How many lines in the rows below contain the string "text"? Matching is case-sensitive, and the reply should be only the number.
[begin Records]
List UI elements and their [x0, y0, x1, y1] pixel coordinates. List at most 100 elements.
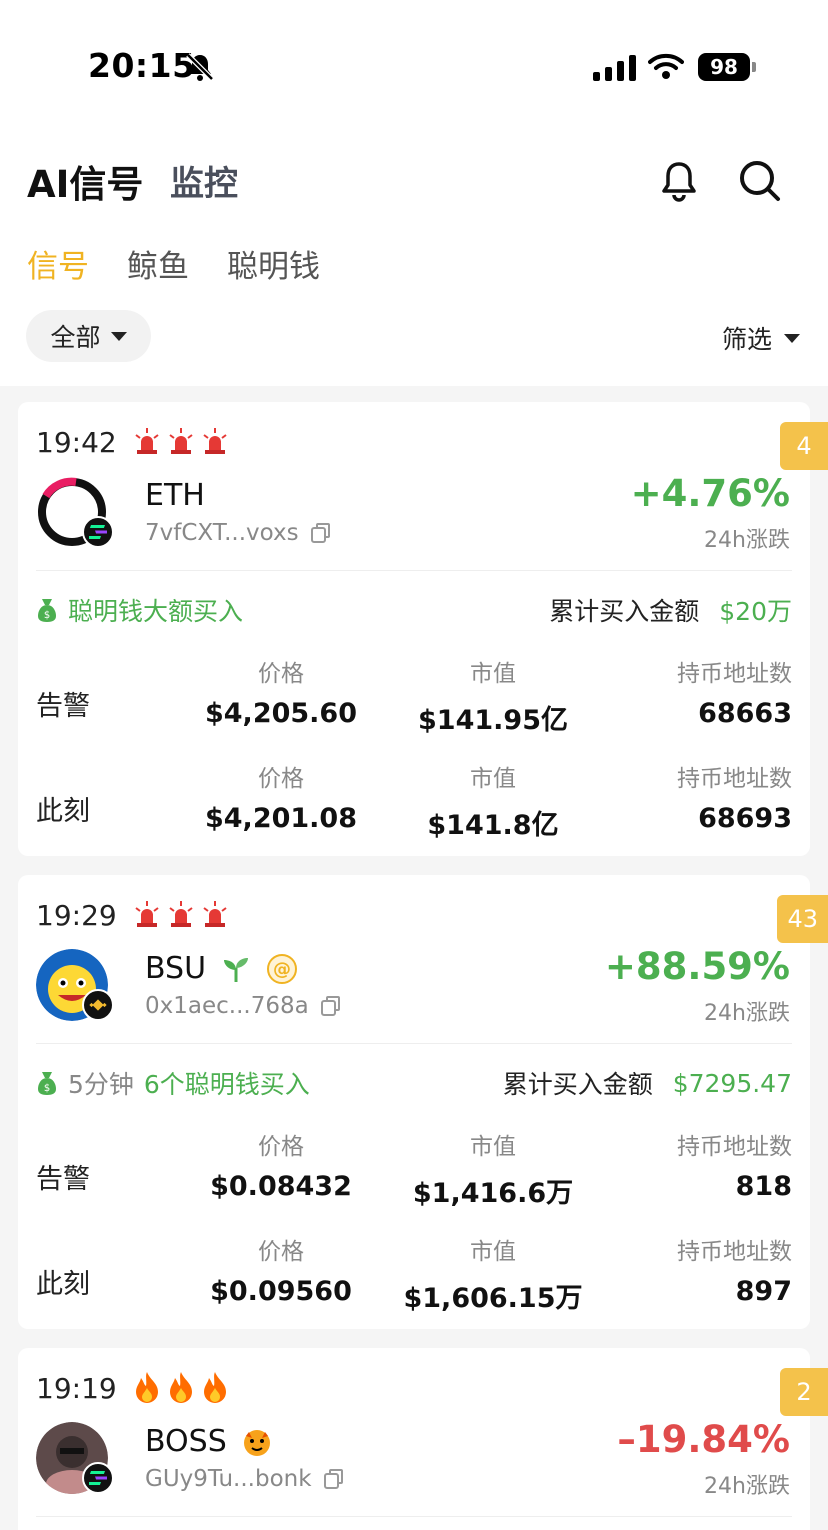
address-text: 7vfCXT...voxs — [145, 520, 299, 546]
copy-icon[interactable] — [319, 994, 343, 1018]
holders-label: 持币地址数 — [677, 661, 792, 687]
header: AI信号 监控 信号 鲸鱼 聪明钱 全部 筛选 — [0, 120, 828, 386]
now-label: 此刻 — [36, 796, 90, 827]
now-stats-row: 此刻 价格 $0.09560 市值 $1,606.15万 持币地址数 897 — [36, 1232, 792, 1322]
cellular-signal-icon — [593, 55, 636, 81]
now-price: $4,201.08 — [204, 803, 358, 834]
signal-count-badge: 43 — [777, 895, 828, 943]
signal-summary: $ 5分钟 6个聪明钱买入 累计买入金额 $7295.47 — [36, 1065, 792, 1101]
price-change: +4.76% — [630, 472, 790, 515]
at-mention-icon: @ — [267, 953, 298, 984]
price-change: –19.84% — [617, 1418, 790, 1461]
filter-screen-label: 筛选 — [722, 325, 773, 354]
token-address: 0x1aec...768a — [145, 993, 343, 1019]
sprout-icon — [224, 957, 249, 982]
fire-icon — [204, 1372, 226, 1403]
battery-level: 98 — [698, 53, 750, 81]
caret-down-icon — [784, 333, 801, 343]
token-address: 7vfCXT...voxs — [145, 520, 333, 546]
wifi-icon — [648, 53, 684, 79]
now-stats-row: 此刻 价格 $4,201.08 市值 $141.8亿 持币地址数 68693 — [36, 759, 792, 849]
fire-icon — [170, 1372, 192, 1403]
signal-card[interactable]: 19:29 43 BSU @ 0x1aec...768a +88.59% 24h… — [18, 875, 828, 1329]
signal-timeframe: 5分钟 — [68, 1070, 134, 1099]
bell-muted-icon — [186, 53, 214, 81]
fire-icon — [136, 1372, 158, 1403]
solana-chain-icon — [82, 516, 114, 548]
copy-icon[interactable] — [309, 521, 333, 545]
svg-text:$: $ — [44, 1083, 50, 1094]
status-bar: 20:15 98 — [0, 0, 828, 120]
token-name[interactable]: ETH — [145, 478, 205, 513]
signal-summary: $ 聪明钱大额买入 累计买入金额 $20万 — [36, 592, 792, 628]
alert-label: 告警 — [36, 691, 90, 722]
cumulative-buy-value: $20万 — [719, 597, 792, 626]
alert-holders: 68663 — [698, 698, 792, 729]
copy-icon[interactable] — [322, 1467, 346, 1491]
filter-all-dropdown[interactable]: 全部 — [26, 310, 151, 362]
now-holders: 897 — [735, 1276, 792, 1307]
holders-label: 持币地址数 — [677, 1239, 792, 1265]
change-label: 24h涨跌 — [704, 1001, 790, 1026]
subtab-smart-money[interactable]: 聪明钱 — [227, 241, 320, 286]
cumulative-buy-value: $7295.47 — [672, 1068, 792, 1098]
token-symbol: BOSS — [145, 1424, 227, 1459]
alarm-level — [132, 1370, 230, 1404]
bell-icon[interactable] — [656, 158, 702, 204]
alert-price: $0.08432 — [210, 1171, 352, 1202]
change-label: 24h涨跌 — [704, 1474, 790, 1499]
now-mcap: $141.8亿 — [427, 810, 559, 841]
signal-time: 19:29 — [36, 899, 117, 932]
signal-count-badge: 4 — [780, 422, 828, 470]
token-symbol: BSU — [145, 951, 207, 986]
price-change: +88.59% — [604, 945, 790, 988]
alert-stats-row: 告警 价格 $0.08432 市值 $1,416.6万 持币地址数 818 — [36, 1127, 792, 1217]
svg-text:@: @ — [273, 959, 291, 980]
address-text: 0x1aec...768a — [145, 993, 309, 1019]
divider — [36, 570, 792, 571]
tab-monitor[interactable]: 监控 — [170, 156, 238, 205]
siren-icon — [169, 428, 193, 454]
alert-label: 告警 — [36, 1164, 90, 1195]
cumulative-buy-label: 累计买入金额 — [549, 597, 700, 626]
token-name[interactable]: BOSS — [145, 1424, 273, 1459]
token-symbol: ETH — [145, 478, 205, 513]
now-label: 此刻 — [36, 1269, 90, 1300]
change-label: 24h涨跌 — [704, 528, 790, 553]
signal-time: 19:42 — [36, 426, 117, 459]
signal-time: 19:19 — [36, 1372, 117, 1405]
signal-card[interactable]: 19:19 2 BOSS GUy9Tu...bonk –19.84% 24h涨跌 — [18, 1348, 828, 1530]
token-name[interactable]: BSU @ — [145, 951, 298, 986]
cumulative-buy-label: 累计买入金额 — [502, 1070, 653, 1099]
holders-label: 持币地址数 — [677, 766, 792, 792]
filter-screen-dropdown[interactable]: 筛选 — [722, 320, 801, 356]
now-holders: 68693 — [698, 803, 792, 834]
token-address: GUy9Tu...bonk — [145, 1466, 346, 1492]
alarm-level — [132, 899, 230, 929]
tab-ai-signal[interactable]: AI信号 — [27, 154, 143, 208]
subtab-signal[interactable]: 信号 — [27, 241, 89, 286]
alert-mcap: $1,416.6万 — [412, 1178, 574, 1209]
siren-icon — [135, 901, 159, 927]
siren-icon — [203, 428, 227, 454]
money-bag-icon: $ — [38, 1072, 56, 1095]
price-label: 价格 — [258, 661, 304, 687]
mcap-label: 市值 — [470, 1134, 516, 1160]
signal-text: 聪明钱大额买入 — [68, 597, 244, 626]
now-mcap: $1,606.15万 — [403, 1283, 583, 1314]
subtab-whale[interactable]: 鲸鱼 — [127, 241, 189, 286]
search-icon[interactable] — [737, 158, 783, 204]
alarm-level — [132, 426, 230, 456]
divider — [36, 1043, 792, 1044]
alert-price: $4,205.60 — [204, 698, 358, 729]
signal-card[interactable]: 19:42 4 ETH 7vfCXT...voxs +4.76% 24h涨跌 $… — [18, 402, 828, 856]
now-price: $0.09560 — [210, 1276, 352, 1307]
price-label: 价格 — [258, 1134, 304, 1160]
alert-holders: 818 — [735, 1171, 792, 1202]
siren-icon — [169, 901, 193, 927]
svg-text:$: $ — [44, 610, 50, 621]
mcap-label: 市值 — [470, 766, 516, 792]
solana-chain-icon — [82, 1462, 114, 1494]
siren-icon — [203, 901, 227, 927]
bonk-dog-icon — [243, 1429, 270, 1456]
[end Records]
__Solution to the problem__. 6